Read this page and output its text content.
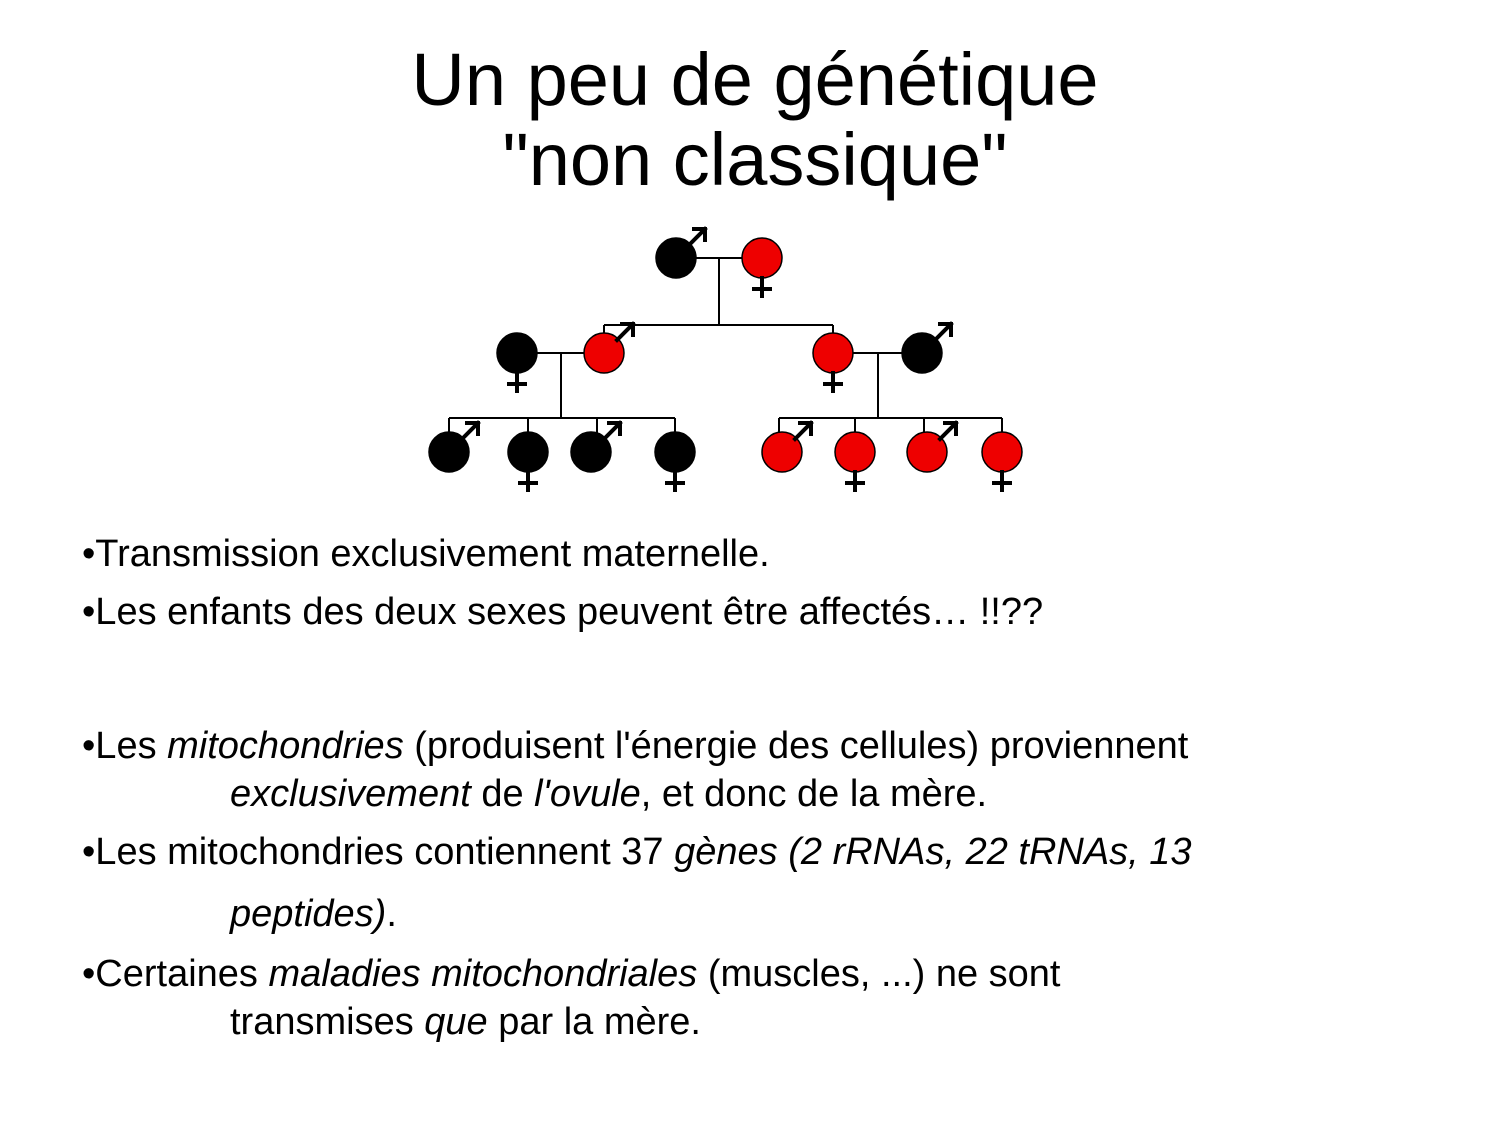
Un peu de génétique
"non classique"
•Transmission exclusivement maternelle.
•Les enfants des deux sexes peuvent être affectés… !!??
•Les mitochondries (produisent l'énergie des cellules) proviennent
exclusivement de l'ovule, et donc de la mère.
•Les mitochondries contiennent 37 gènes (2 rRNAs, 22 tRNAs, 13
peptides).
•Certaines maladies mitochondriales (muscles, ...) ne sont
transmises que par la mère.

========================================================================

With the pictures removed, print the entries above exactly.

-- OUTPUT OF THE TASK --
Read this page and output its text content.
Un peu de génétique
"non classique"
•Transmission exclusivement maternelle.
•Les enfants des deux sexes peuvent être affectés… !!??
•Les mitochondries (produisent l'énergie des cellules) proviennent
exclusivement de l'ovule, et donc de la mère.
•Les mitochondries contiennent 37 gènes (2 rRNAs, 22 tRNAs, 13
peptides).
•Certaines maladies mitochondriales (muscles, ...) ne sont
transmises que par la mère.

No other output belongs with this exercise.